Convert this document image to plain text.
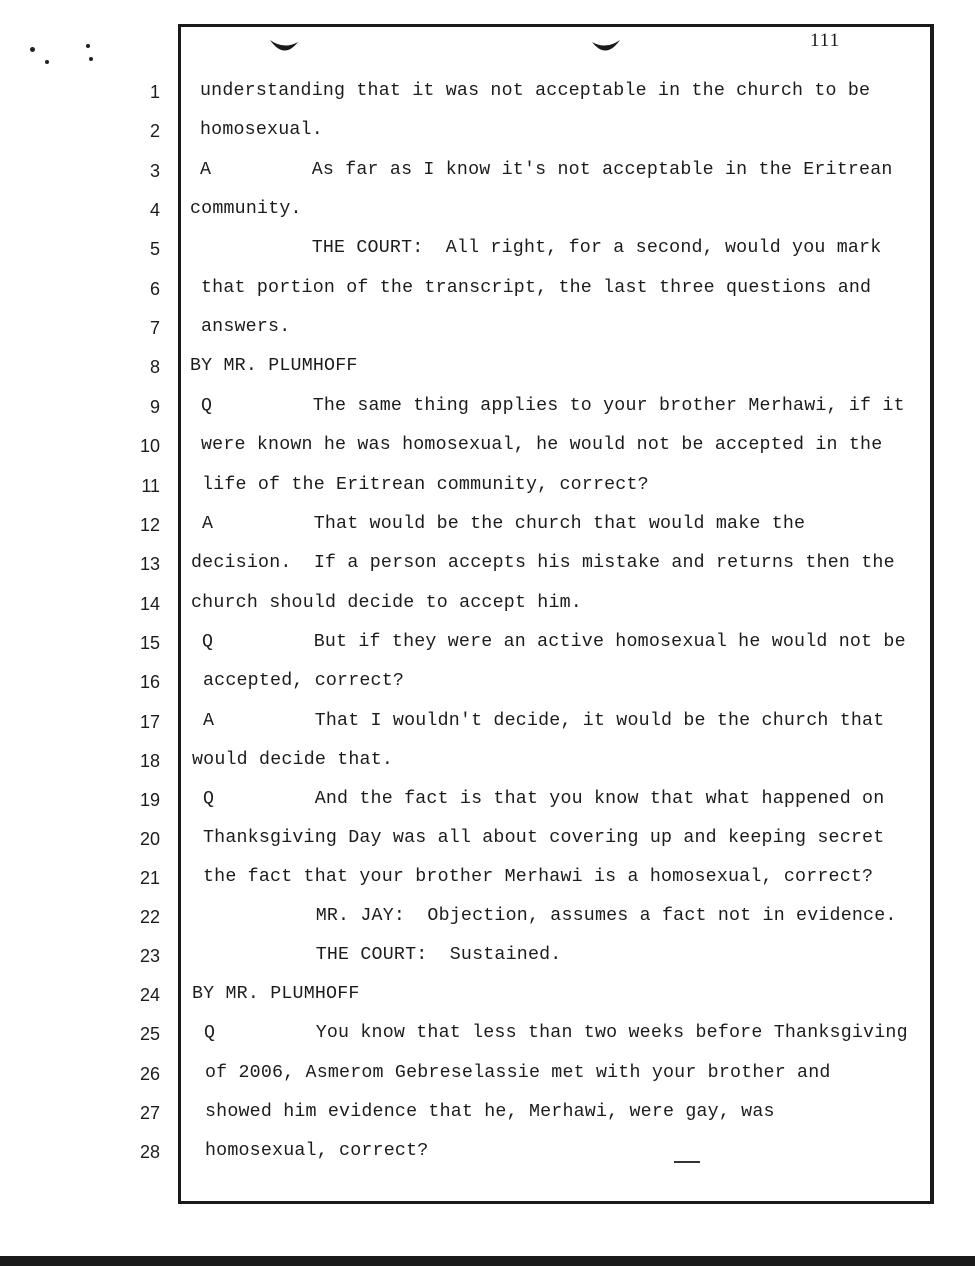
111
1
2
3
4
5
6
7
8
9
10
11
12
13
14
15
16
17
18
19
20
21
22
23
24
25
26
27
28
understanding that it was not acceptable in the church to be
homosexual.
A         As far as I know it's not acceptable in the Eritrean
community.
THE COURT:  All right, for a second, would you mark
that portion of the transcript, the last three questions and
answers.
BY MR. PLUMHOFF
Q         The same thing applies to your brother Merhawi, if it
were known he was homosexual, he would not be accepted in the
life of the Eritrean community, correct?
A         That would be the church that would make the
decision.  If a person accepts his mistake and returns then the
church should decide to accept him.
Q         But if they were an active homosexual he would not be
accepted, correct?
A         That I wouldn't decide, it would be the church that
would decide that.
Q         And the fact is that you know that what happened on
Thanksgiving Day was all about covering up and keeping secret
the fact that your brother Merhawi is a homosexual, correct?
MR. JAY:  Objection, assumes a fact not in evidence.
THE COURT:  Sustained.
BY MR. PLUMHOFF
Q         You know that less than two weeks before Thanksgiving
of 2006, Asmerom Gebreselassie met with your brother and
showed him evidence that he, Merhawi, were gay, was
homosexual, correct?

|---|

**Task statement:**
Look over the records above and copy each line that includes the string "brother".

**Solution:**
Q         The same thing applies to your brother Merhawi, if it
the fact that your brother Merhawi is a homosexual, correct?
of 2006, Asmerom Gebreselassie met with your brother and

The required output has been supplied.